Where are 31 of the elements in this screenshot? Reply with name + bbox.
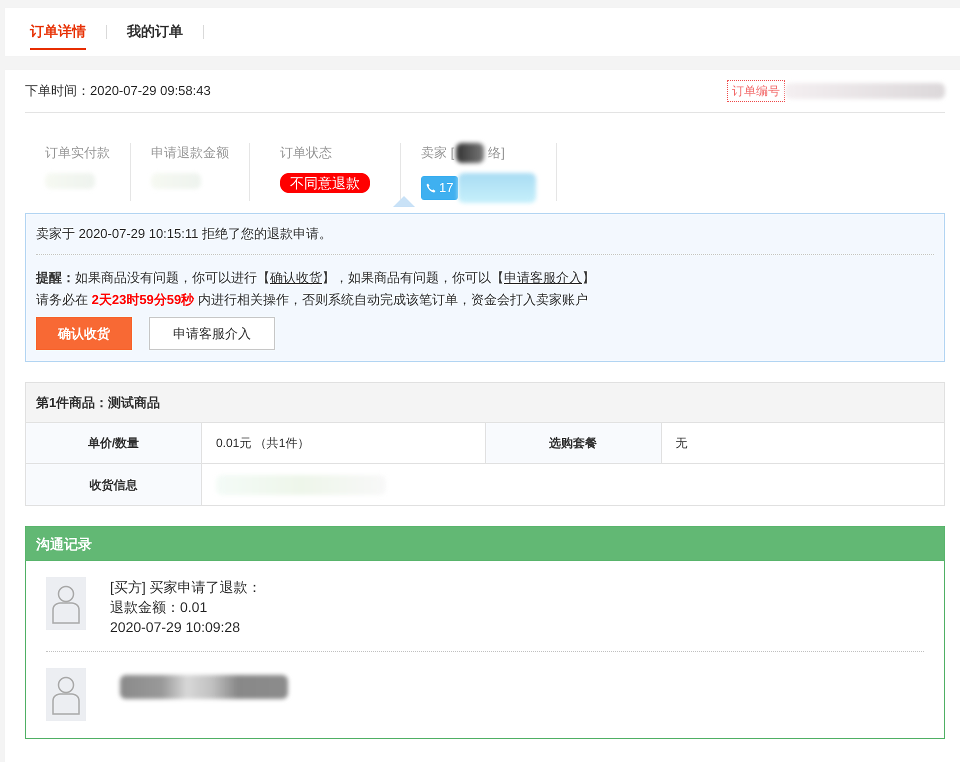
- field-label: 选购套餐: [486, 423, 662, 463]
- blurred-text: [456, 143, 484, 163]
- log-line: 2020-07-29 10:09:28: [110, 618, 241, 637]
- support-button[interactable]: 申请客服介入: [149, 317, 275, 350]
- summary-label: 申请退款金额: [151, 144, 229, 162]
- notice-message: 卖家于 2020-07-29 10:15:11 拒绝了您的退款申请。: [36, 224, 934, 254]
- log-line: [买方] 买家申请了退款：: [110, 578, 262, 597]
- phone-badge: 17: [421, 176, 458, 200]
- avatar-icon: [46, 668, 86, 721]
- seller-label: 络]: [488, 144, 505, 162]
- field-label: 收货信息: [26, 464, 202, 505]
- order-time: 下单时间：2020-07-29 09:58:43: [25, 82, 211, 100]
- tab[interactable]: 订单详情: [30, 14, 86, 50]
- order-number-label: 订单编号: [727, 80, 785, 102]
- summary-label: 订单实付款: [45, 144, 110, 162]
- summary-label: 订单状态: [280, 144, 333, 162]
- deadline-text: 请务必在 2天23时59分59秒 内进行相关操作，否则系统自动完成该笔订单，资金会打入卖家账户: [36, 290, 589, 308]
- field-label: 单价/数量: [26, 423, 202, 463]
- field-value: 无: [674, 435, 688, 452]
- log-title: 沟通记录: [26, 527, 944, 561]
- reminder-text: 提醒：如果商品没有问题，你可以进行【确认收货】，如果商品有问题，你可以【申请客服介入】: [36, 268, 596, 286]
- status-badge: 不同意退款: [280, 172, 370, 192]
- product-title: 第1件商品：测试商品: [26, 383, 944, 423]
- pointer-arrow: [393, 196, 415, 207]
- tab[interactable]: 我的订单: [127, 14, 183, 50]
- avatar-icon: [46, 577, 86, 630]
- text-link[interactable]: 申请客服介入: [504, 270, 582, 284]
- seller-label: 卖家 [: [421, 144, 454, 162]
- log-line: 退款金额：0.01: [110, 598, 208, 617]
- text-link[interactable]: 确认收货: [270, 270, 322, 284]
- phone-icon: [426, 183, 436, 193]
==================================================
# [Exercise]
Please reproduce every line of the entries above without changing anything, and leave out the picture.

# [Solution to this task]
Where are 31 of the elements in this screenshot? Reply with name + bbox.
- field-label: 选购套餐: [486, 423, 662, 463]
- blurred-text: [456, 143, 484, 163]
- log-line: 2020-07-29 10:09:28: [110, 618, 241, 637]
- support-button[interactable]: 申请客服介入: [149, 317, 275, 350]
- summary-label: 申请退款金额: [151, 144, 229, 162]
- notice-message: 卖家于 2020-07-29 10:15:11 拒绝了您的退款申请。: [36, 224, 934, 254]
- log-line: [买方] 买家申请了退款：: [110, 578, 262, 597]
- phone-badge: 17: [421, 176, 458, 200]
- avatar-icon: [46, 668, 86, 721]
- seller-label: 络]: [488, 144, 505, 162]
- field-label: 收货信息: [26, 464, 202, 505]
- order-time: 下单时间：2020-07-29 09:58:43: [25, 82, 211, 100]
- tab[interactable]: 订单详情: [30, 14, 86, 50]
- order-number-label: 订单编号: [727, 80, 785, 102]
- summary-label: 订单实付款: [45, 144, 110, 162]
- summary-label: 订单状态: [280, 144, 333, 162]
- deadline-text: 请务必在 2天23时59分59秒 内进行相关操作，否则系统自动完成该笔订单，资金会打入卖家账户: [36, 290, 589, 308]
- field-label: 单价/数量: [26, 423, 202, 463]
- field-value: 无: [674, 435, 688, 452]
- log-title: 沟通记录: [26, 527, 944, 561]
- reminder-text: 提醒：如果商品没有问题，你可以进行【确认收货】，如果商品有问题，你可以【申请客服介入】: [36, 268, 596, 286]
- status-badge: 不同意退款: [280, 172, 370, 192]
- product-title: 第1件商品：测试商品: [26, 383, 944, 423]
- pointer-arrow: [393, 196, 415, 207]
- tab[interactable]: 我的订单: [127, 14, 183, 50]
- avatar-icon: [46, 577, 86, 630]
- text-link[interactable]: 申请客服介入: [504, 270, 582, 284]
- seller-label: 卖家 [: [421, 144, 454, 162]
- log-line: 退款金额：0.01: [110, 598, 208, 617]
- text-link[interactable]: 确认收货: [270, 270, 322, 284]
- phone-icon: [426, 183, 436, 193]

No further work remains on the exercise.